↓

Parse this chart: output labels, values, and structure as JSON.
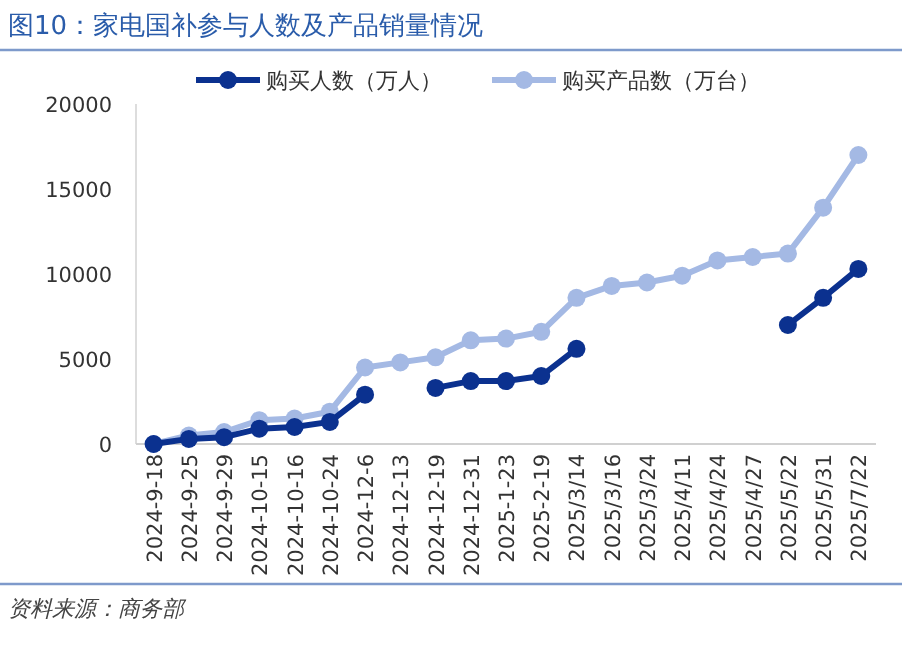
{
  "chart_data": {
    "type": "line",
    "title": "图10：家电国补参与人数及产品销量情况",
    "categories": [
      "2024-9-18",
      "2024-9-25",
      "2024-9-29",
      "2024-10-15",
      "2024-10-16",
      "2024-10-24",
      "2024-12-6",
      "2024-12-13",
      "2024-12-19",
      "2024-12-31",
      "2025-1-23",
      "2025-2-19",
      "2025/3/14",
      "2025/3/16",
      "2025/3/24",
      "2025/4/11",
      "2025/4/24",
      "2025/4/27",
      "2025/5/22",
      "2025/5/31",
      "2025/7/22"
    ],
    "series": [
      {
        "name": "购买人数（万人）",
        "color": "#0b318f",
        "values": [
          0,
          300,
          400,
          900,
          1000,
          1300,
          2900,
          null,
          3300,
          3700,
          3700,
          4000,
          5600,
          null,
          null,
          null,
          null,
          null,
          7000,
          8600,
          10300
        ]
      },
      {
        "name": "购买产品数（万台）",
        "color": "#a4b9e4",
        "values": [
          0,
          500,
          700,
          1400,
          1500,
          1900,
          4500,
          4800,
          5100,
          6100,
          6200,
          6600,
          8600,
          9300,
          9500,
          9900,
          10800,
          11000,
          11200,
          13900,
          17000
        ]
      }
    ],
    "ylim": [
      0,
      20000
    ],
    "yticks": [
      0,
      5000,
      10000,
      15000,
      20000
    ],
    "grid": false,
    "legend": "top",
    "marker": "circle",
    "line_style": "solid",
    "annotations": [
      "资料来源：商务部"
    ]
  }
}
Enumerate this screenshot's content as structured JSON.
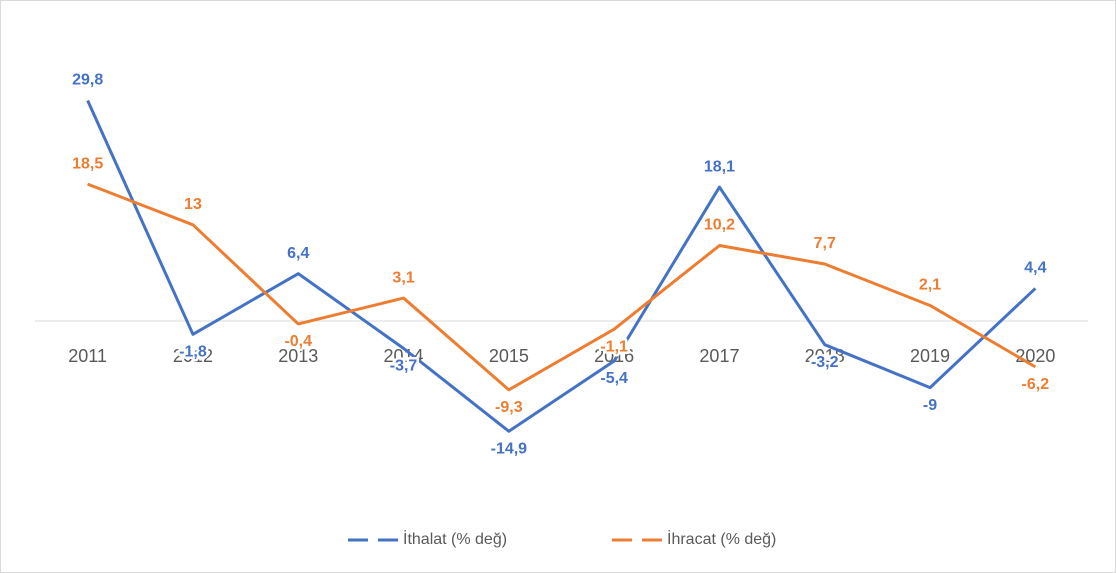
{
  "chart_data": {
    "type": "line",
    "categories": [
      "2011",
      "2012",
      "2013",
      "2014",
      "2015",
      "2016",
      "2017",
      "2018",
      "2019",
      "2020"
    ],
    "series": [
      {
        "name": "İthalat (% değ)",
        "color": "#4472c4",
        "values": [
          29.8,
          -1.8,
          6.4,
          -3.7,
          -14.9,
          -5.4,
          18.1,
          -3.2,
          -9,
          4.4
        ],
        "value_labels": [
          "29,8",
          "-1,8",
          "6,4",
          "-3,7",
          "-14,9",
          "-5,4",
          "18,1",
          "-3,2",
          "-9",
          "4,4"
        ]
      },
      {
        "name": "İhracat (% değ)",
        "color": "#ed7d31",
        "values": [
          18.5,
          13,
          -0.4,
          3.1,
          -9.3,
          -1.1,
          10.2,
          7.7,
          2.1,
          -6.2
        ],
        "value_labels": [
          "18,5",
          "13",
          "-0,4",
          "3,1",
          "-9,3",
          "-1,1",
          "10,2",
          "7,7",
          "2,1",
          "-6,2"
        ]
      }
    ],
    "ylim": [
      -20,
      35
    ],
    "legend": "bottom"
  }
}
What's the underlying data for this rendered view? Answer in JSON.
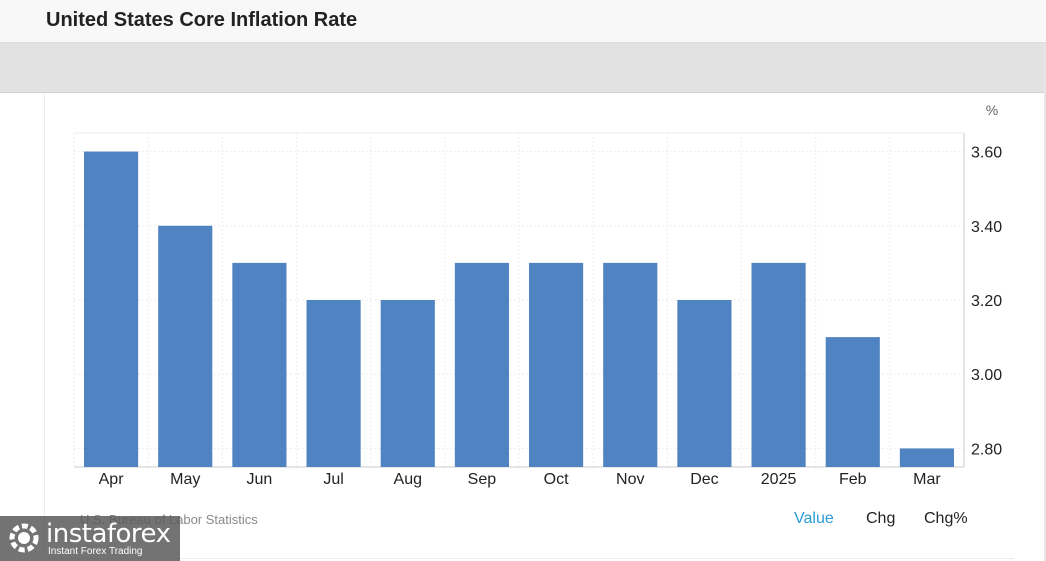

↑

-- JOB --
Print out the material word for word, omitting the pictures.

-- EXERCISE RESPONSE --
Parse this chart: output labels, values, and structure as JSON.
{
  "chart_data": {
    "type": "line",
    "title": "图10：家电国补参与人数及产品销量情况",
    "categories": [
      "2024-9-18",
      "2024-9-25",
      "2024-9-29",
      "2024-10-15",
      "2024-10-16",
      "2024-10-24",
      "2024-12-6",
      "2024-12-13",
      "2024-12-19",
      "2024-12-31",
      "2025-1-23",
      "2025-2-19",
      "2025/3/14",
      "2025/3/16",
      "2025/3/24",
      "2025/4/11",
      "2025/4/24",
      "2025/4/27",
      "2025/5/22",
      "2025/5/31",
      "2025/7/22"
    ],
    "series": [
      {
        "name": "购买人数（万人）",
        "color": "#0b318f",
        "values": [
          0,
          300,
          400,
          900,
          1000,
          1300,
          2900,
          null,
          3300,
          3700,
          3700,
          4000,
          5600,
          null,
          null,
          null,
          null,
          null,
          7000,
          8600,
          10300
        ]
      },
      {
        "name": "购买产品数（万台）",
        "color": "#a4b9e4",
        "values": [
          0,
          500,
          700,
          1400,
          1500,
          1900,
          4500,
          4800,
          5100,
          6100,
          6200,
          6600,
          8600,
          9300,
          9500,
          9900,
          10800,
          11000,
          11200,
          13900,
          17000
        ]
      }
    ],
    "ylim": [
      0,
      20000
    ],
    "yticks": [
      0,
      5000,
      10000,
      15000,
      20000
    ],
    "grid": false,
    "legend": "top",
    "marker": "circle",
    "line_style": "solid",
    "annotations": [
      "资料来源：商务部"
    ]
  }
}
Enumerate this screenshot's content as structured JSON.
{
  "chart_data": {
    "type": "line",
    "categories": [
      "2011",
      "2012",
      "2013",
      "2014",
      "2015",
      "2016",
      "2017",
      "2018",
      "2019",
      "2020"
    ],
    "series": [
      {
        "name": "İthalat (% değ)",
        "color": "#4472c4",
        "values": [
          29.8,
          -1.8,
          6.4,
          -3.7,
          -14.9,
          -5.4,
          18.1,
          -3.2,
          -9,
          4.4
        ],
        "value_labels": [
          "29,8",
          "-1,8",
          "6,4",
          "-3,7",
          "-14,9",
          "-5,4",
          "18,1",
          "-3,2",
          "-9",
          "4,4"
        ]
      },
      {
        "name": "İhracat (% değ)",
        "color": "#ed7d31",
        "values": [
          18.5,
          13,
          -0.4,
          3.1,
          -9.3,
          -1.1,
          10.2,
          7.7,
          2.1,
          -6.2
        ],
        "value_labels": [
          "18,5",
          "13",
          "-0,4",
          "3,1",
          "-9,3",
          "-1,1",
          "10,2",
          "7,7",
          "2,1",
          "-6,2"
        ]
      }
    ],
    "ylim": [
      -20,
      35
    ],
    "legend": "bottom"
  }
}
What's the underlying data for this rendered view? Answer in JSON.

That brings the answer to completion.